= Short problem =
Check each line of the data for "lines" and select those that have it.

= Source data =
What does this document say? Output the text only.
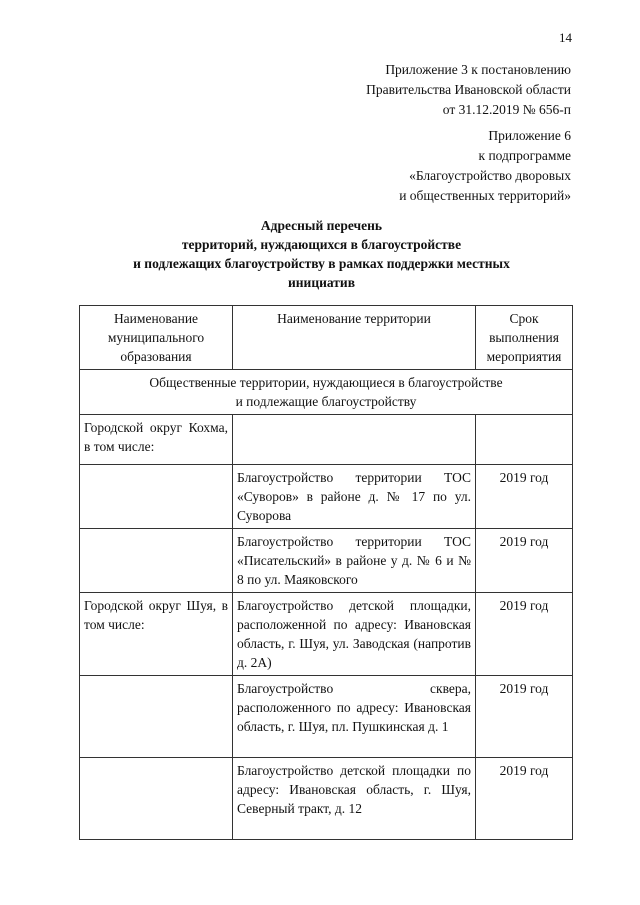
14
Приложение 3 к постановлению
Правительства Ивановской области
от 31.12.2019 № 656-п
Приложение 6
к подпрограмме
«Благоустройство дворовых
и общественных территорий»
Адресный перечень
территорий, нуждающихся в благоустройстве
и подлежащих благоустройству в рамках поддержки местных
инициатив
Наименование муниципального образования	Наименование территории	Срок выполнения мероприятия

Общественные территории, нуждающиеся в благоустройстве
и подлежащие благоустройству		

Городской округ Кохма, в том числе:		
	Благоустройство территории ТОС «Суворов» в районе д. № 17 по ул. Суворова	2019 год
	Благоустройство территории ТОС «Писательский» в районе у д. № 6 и № 8 по ул. Маяковского	2019 год
Городской округ Шуя, в том числе:	Благоустройство детской площадки, расположенной по адресу: Ивановская область, г. Шуя, ул. Заводская (напротив д. 2А)	2019 год
	Благоустройство сквера, расположенного по адресу: Ивановская область, г. Шуя, пл. Пушкинская д. 1	2019 год
	Благоустройство детской площадки по адресу: Ивановская область, г. Шуя, Северный тракт, д. 12	2019 год
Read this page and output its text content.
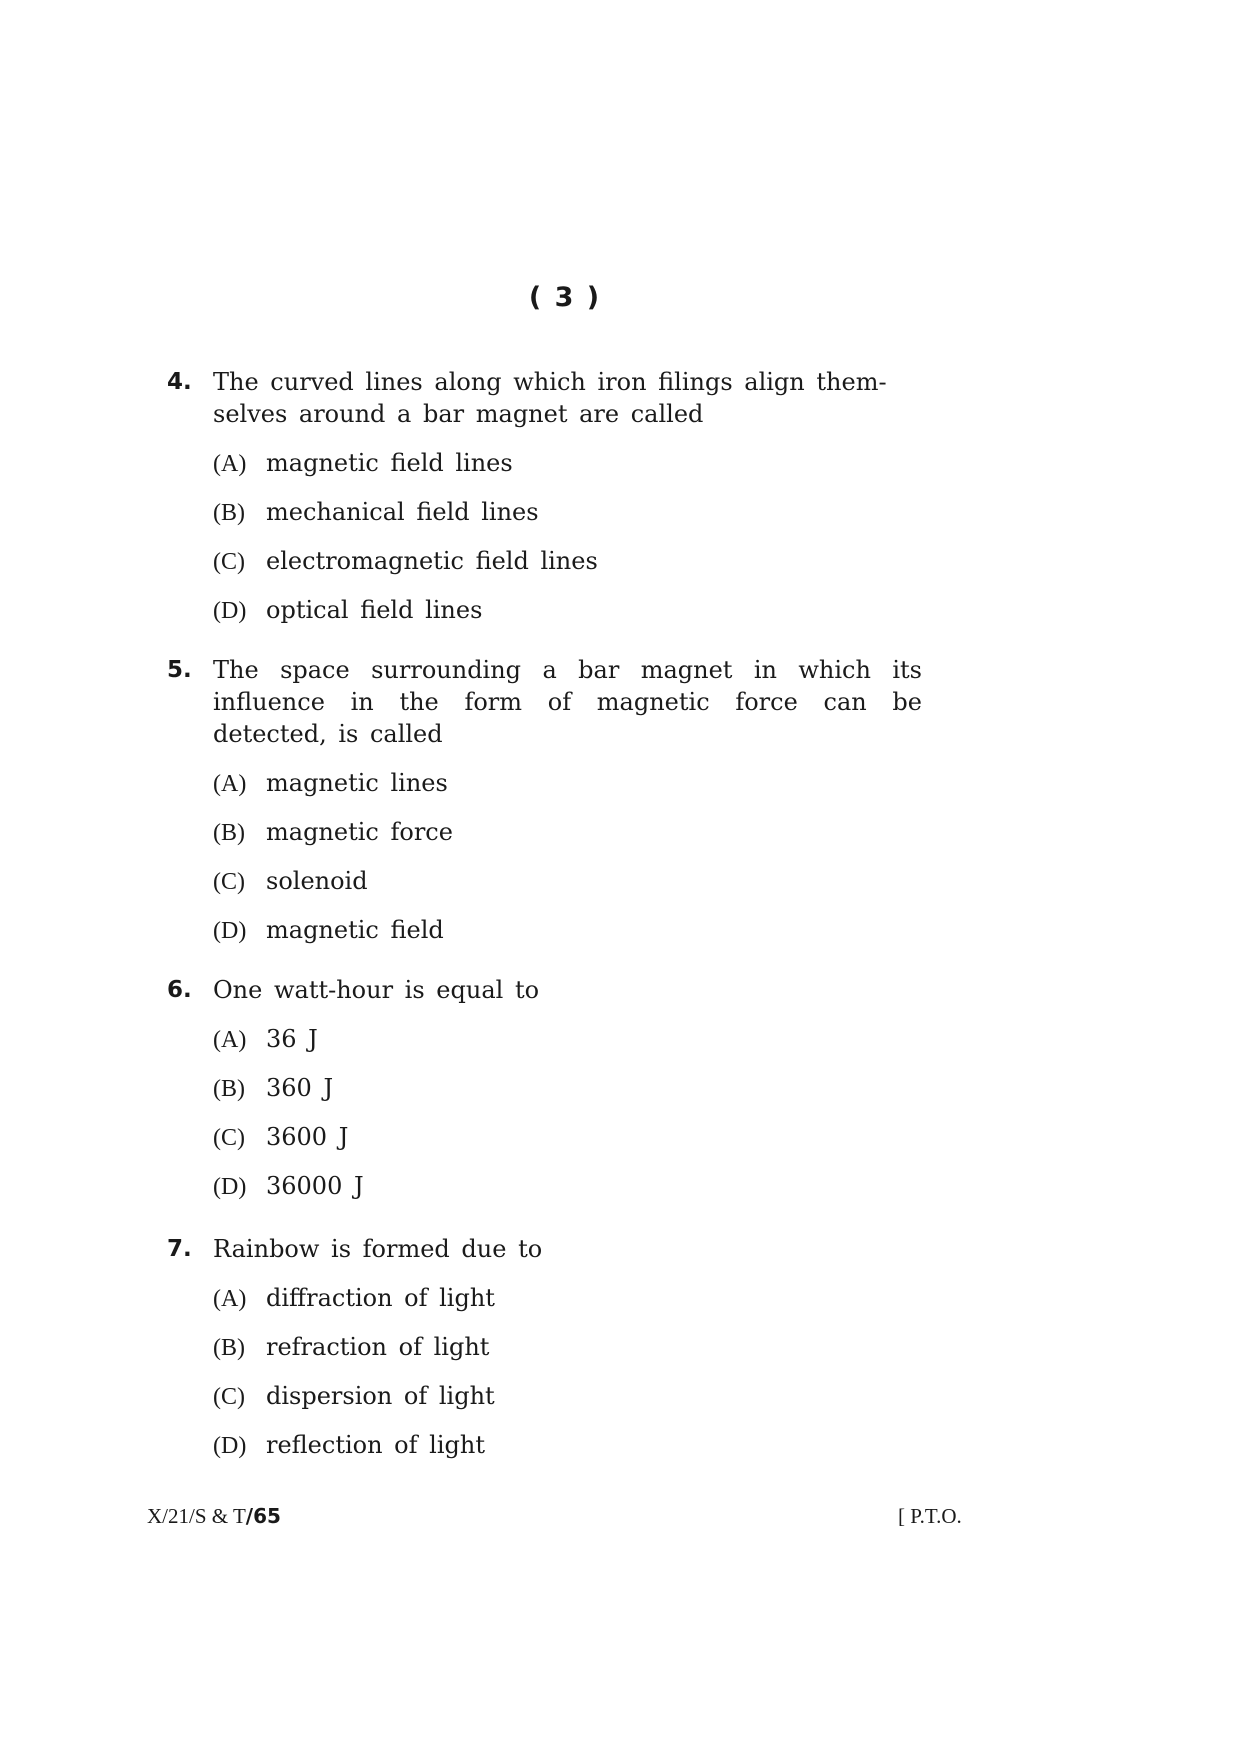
( 3 )
4. The curved lines along which iron filings align them-
selves around a bar magnet are called
(A) magnetic field lines
(B) mechanical field lines
(C) electromagnetic field lines
(D) optical field lines
5. The space surrounding a bar magnet in which its influence in the form of magnetic force can be detected, is called
(A) magnetic lines
(B) magnetic force
(C) solenoid
(D) magnetic field
6. One watt-hour is equal to
(A) 36 J
(B) 360 J
(C) 3600 J
(D) 36000 J
7. Rainbow is formed due to
(A) diffraction of light
(B) refraction of light
(C) dispersion of light
(D) reflection of light
X/21/S & T/65	[ P.T.O.
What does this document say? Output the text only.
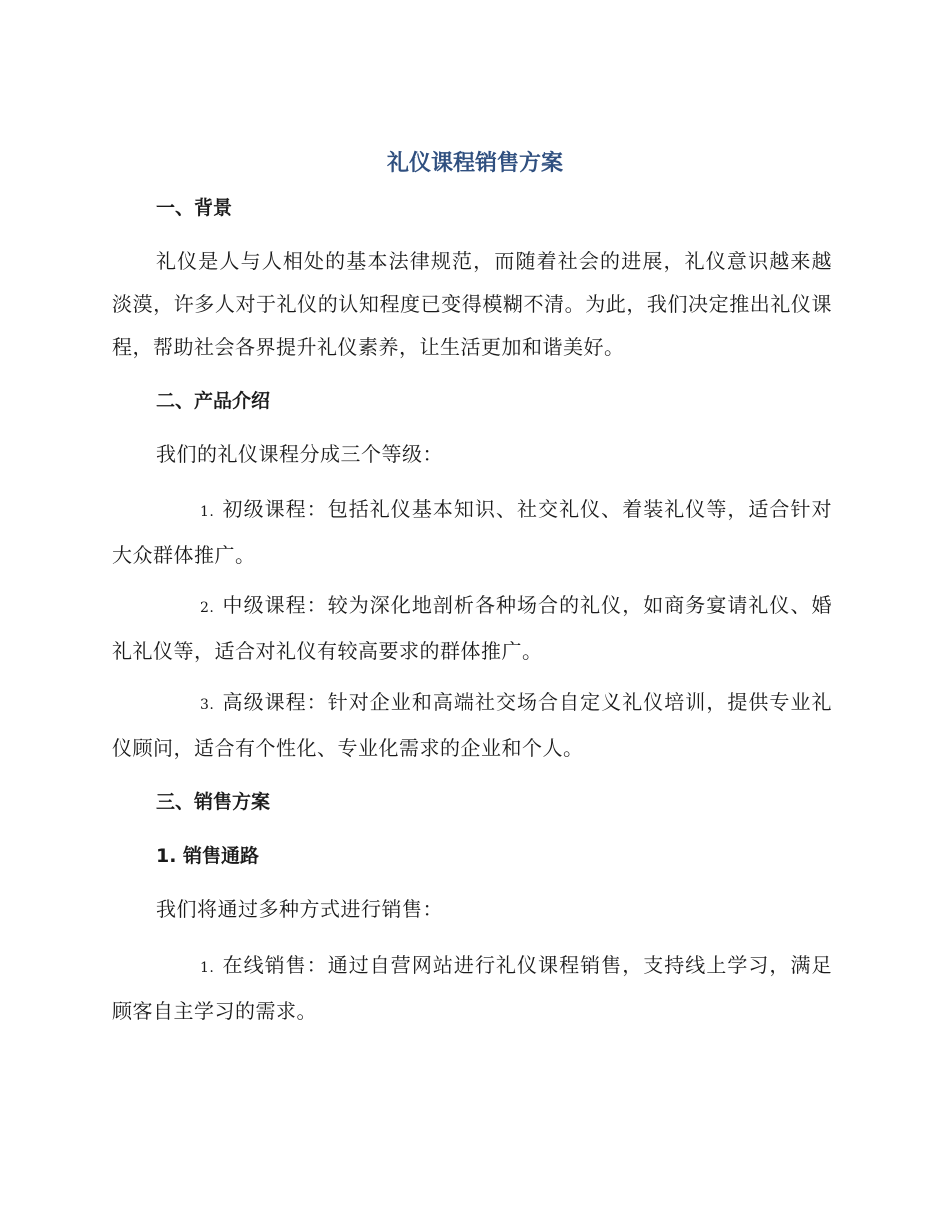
礼仪课程销售方案
一、背景
礼仪是人与人相处的基本法律规范，而随着社会的进展，礼仪意识越来越淡漠，许多人对于礼仪的认知程度已变得模糊不清。为此，我们决定推出礼仪课程，帮助社会各界提升礼仪素养，让生活更加和谐美好。
二、产品介绍
我们的礼仪课程分成三个等级：
1. 初级课程：包括礼仪基本知识、社交礼仪、着装礼仪等，适合针对大众群体推广。
2. 中级课程：较为深化地剖析各种场合的礼仪，如商务宴请礼仪、婚礼礼仪等，适合对礼仪有较高要求的群体推广。
3. 高级课程：针对企业和高端社交场合自定义礼仪培训，提供专业礼仪顾问，适合有个性化、专业化需求的企业和个人。
三、销售方案
1. 销售通路
我们将通过多种方式进行销售：
1. 在线销售：通过自营网站进行礼仪课程销售，支持线上学习，满足顾客自主学习的需求。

= Worked answer =
4. The curved lines along which iron filings align them-
(A) magnetic field lines
(B) mechanical field lines
(C) electromagnetic field lines
(D) optical field lines
(A) magnetic lines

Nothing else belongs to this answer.